■ **WHAT THIS TASK INVOLVES**:
Every line of the material is to be repeated exactly as it stands.

Data entries:

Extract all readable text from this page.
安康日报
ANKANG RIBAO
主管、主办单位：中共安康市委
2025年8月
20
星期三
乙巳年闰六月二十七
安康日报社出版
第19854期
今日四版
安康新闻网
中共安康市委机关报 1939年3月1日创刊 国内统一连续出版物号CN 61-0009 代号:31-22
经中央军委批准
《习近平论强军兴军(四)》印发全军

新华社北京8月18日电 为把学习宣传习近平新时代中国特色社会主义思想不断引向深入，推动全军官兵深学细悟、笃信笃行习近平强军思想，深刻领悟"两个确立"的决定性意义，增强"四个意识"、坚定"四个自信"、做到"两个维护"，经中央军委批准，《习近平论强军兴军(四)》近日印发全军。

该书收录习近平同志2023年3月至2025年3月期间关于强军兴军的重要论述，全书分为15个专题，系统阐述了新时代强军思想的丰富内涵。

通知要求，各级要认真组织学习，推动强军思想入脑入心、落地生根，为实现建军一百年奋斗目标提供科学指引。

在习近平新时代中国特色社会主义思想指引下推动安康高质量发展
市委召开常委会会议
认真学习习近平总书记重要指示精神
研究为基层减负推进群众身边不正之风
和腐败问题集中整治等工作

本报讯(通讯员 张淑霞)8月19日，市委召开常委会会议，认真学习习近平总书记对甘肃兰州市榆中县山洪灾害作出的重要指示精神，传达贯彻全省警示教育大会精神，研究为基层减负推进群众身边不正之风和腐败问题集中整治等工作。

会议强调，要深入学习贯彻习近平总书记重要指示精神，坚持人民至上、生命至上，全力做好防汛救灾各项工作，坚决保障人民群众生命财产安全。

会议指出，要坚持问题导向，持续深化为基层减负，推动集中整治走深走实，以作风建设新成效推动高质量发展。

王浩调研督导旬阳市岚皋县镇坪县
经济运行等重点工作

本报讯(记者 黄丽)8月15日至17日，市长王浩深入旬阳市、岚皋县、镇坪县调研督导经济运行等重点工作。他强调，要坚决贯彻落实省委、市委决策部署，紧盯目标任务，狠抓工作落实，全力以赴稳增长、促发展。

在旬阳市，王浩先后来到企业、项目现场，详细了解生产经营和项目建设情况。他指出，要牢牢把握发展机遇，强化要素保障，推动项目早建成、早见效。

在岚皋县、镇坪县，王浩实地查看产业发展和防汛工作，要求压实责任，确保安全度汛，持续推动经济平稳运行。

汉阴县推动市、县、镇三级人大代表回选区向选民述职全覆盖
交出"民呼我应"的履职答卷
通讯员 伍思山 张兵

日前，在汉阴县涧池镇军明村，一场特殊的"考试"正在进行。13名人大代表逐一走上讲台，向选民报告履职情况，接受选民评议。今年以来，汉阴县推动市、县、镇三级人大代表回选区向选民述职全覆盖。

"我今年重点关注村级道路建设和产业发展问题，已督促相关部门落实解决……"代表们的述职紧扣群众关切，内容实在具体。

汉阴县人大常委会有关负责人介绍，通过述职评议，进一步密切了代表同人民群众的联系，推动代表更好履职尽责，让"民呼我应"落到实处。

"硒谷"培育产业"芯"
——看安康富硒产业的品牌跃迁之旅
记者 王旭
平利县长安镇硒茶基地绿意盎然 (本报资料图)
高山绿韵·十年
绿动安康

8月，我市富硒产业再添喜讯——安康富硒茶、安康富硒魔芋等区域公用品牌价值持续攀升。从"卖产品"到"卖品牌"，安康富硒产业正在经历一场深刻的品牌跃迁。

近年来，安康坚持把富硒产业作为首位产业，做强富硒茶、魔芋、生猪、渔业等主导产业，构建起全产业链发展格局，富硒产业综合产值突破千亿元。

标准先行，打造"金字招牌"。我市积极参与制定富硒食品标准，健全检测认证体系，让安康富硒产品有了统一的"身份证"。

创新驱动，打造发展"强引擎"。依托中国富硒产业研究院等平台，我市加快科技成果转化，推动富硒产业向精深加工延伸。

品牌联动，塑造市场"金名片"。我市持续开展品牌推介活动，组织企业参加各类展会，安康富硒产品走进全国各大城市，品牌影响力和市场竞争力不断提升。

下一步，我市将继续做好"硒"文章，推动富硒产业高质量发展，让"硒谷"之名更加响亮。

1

■ **CORRECT ANSWER**:
Extract all readable text from this page.
安康日报
ANKANG RIBAO
主管、主办单位：中共安康市委
2025年8月
20
星期三
乙巳年闰六月二十七
安康日报社出版
第19854期
今日四版
安康新闻网
中共安康市委机关报 1939年3月1日创刊 国内统一连续出版物号CN 61-0009 代号:31-22
经中央军委批准
《习近平论强军兴军(四)》印发全军

新华社北京8月18日电 为把学习宣传习近平新时代中国特色社会主义思想不断引向深入，推动全军官兵深学细悟、笃信笃行习近平强军思想，深刻领悟"两个确立"的决定性意义，增强"四个意识"、坚定"四个自信"、做到"两个维护"，经中央军委批准，《习近平论强军兴军(四)》近日印发全军。

该书收录习近平同志2023年3月至2025年3月期间关于强军兴军的重要论述，全书分为15个专题，系统阐述了新时代强军思想的丰富内涵。

通知要求，各级要认真组织学习，推动强军思想入脑入心、落地生根，为实现建军一百年奋斗目标提供科学指引。

在习近平新时代中国特色社会主义思想指引下推动安康高质量发展
市委召开常委会会议
认真学习习近平总书记重要指示精神
研究为基层减负推进群众身边不正之风
和腐败问题集中整治等工作

本报讯(通讯员 张淑霞)8月19日，市委召开常委会会议，认真学习习近平总书记对甘肃兰州市榆中县山洪灾害作出的重要指示精神，传达贯彻全省警示教育大会精神，研究为基层减负推进群众身边不正之风和腐败问题集中整治等工作。

会议强调，要深入学习贯彻习近平总书记重要指示精神，坚持人民至上、生命至上，全力做好防汛救灾各项工作，坚决保障人民群众生命财产安全。

会议指出，要坚持问题导向，持续深化为基层减负，推动集中整治走深走实，以作风建设新成效推动高质量发展。

王浩调研督导旬阳市岚皋县镇坪县
经济运行等重点工作

本报讯(记者 黄丽)8月15日至17日，市长王浩深入旬阳市、岚皋县、镇坪县调研督导经济运行等重点工作。他强调，要坚决贯彻落实省委、市委决策部署，紧盯目标任务，狠抓工作落实，全力以赴稳增长、促发展。

在旬阳市，王浩先后来到企业、项目现场，详细了解生产经营和项目建设情况。他指出，要牢牢把握发展机遇，强化要素保障，推动项目早建成、早见效。

在岚皋县、镇坪县，王浩实地查看产业发展和防汛工作，要求压实责任，确保安全度汛，持续推动经济平稳运行。

汉阴县推动市、县、镇三级人大代表回选区向选民述职全覆盖
交出"民呼我应"的履职答卷
通讯员 伍思山 张兵

日前，在汉阴县涧池镇军明村，一场特殊的"考试"正在进行。13名人大代表逐一走上讲台，向选民报告履职情况，接受选民评议。今年以来，汉阴县推动市、县、镇三级人大代表回选区向选民述职全覆盖。

"我今年重点关注村级道路建设和产业发展问题，已督促相关部门落实解决……"代表们的述职紧扣群众关切，内容实在具体。

汉阴县人大常委会有关负责人介绍，通过述职评议，进一步密切了代表同人民群众的联系，推动代表更好履职尽责，让"民呼我应"落到实处。

"硒谷"培育产业"芯"
——看安康富硒产业的品牌跃迁之旅
记者 王旭
平利县长安镇硒茶基地绿意盎然 (本报资料图)
高山绿韵·十年
绿动安康

8月，我市富硒产业再添喜讯——安康富硒茶、安康富硒魔芋等区域公用品牌价值持续攀升。从"卖产品"到"卖品牌"，安康富硒产业正在经历一场深刻的品牌跃迁。

近年来，安康坚持把富硒产业作为首位产业，做强富硒茶、魔芋、生猪、渔业等主导产业，构建起全产业链发展格局，富硒产业综合产值突破千亿元。

标准先行，打造"金字招牌"。我市积极参与制定富硒食品标准，健全检测认证体系，让安康富硒产品有了统一的"身份证"。

创新驱动，打造发展"强引擎"。依托中国富硒产业研究院等平台，我市加快科技成果转化，推动富硒产业向精深加工延伸。

品牌联动，塑造市场"金名片"。我市持续开展品牌推介活动，组织企业参加各类展会，安康富硒产品走进全国各大城市，品牌影响力和市场竞争力不断提升。

下一步，我市将继续做好"硒"文章，推动富硒产业高质量发展，让"硒谷"之名更加响亮。

1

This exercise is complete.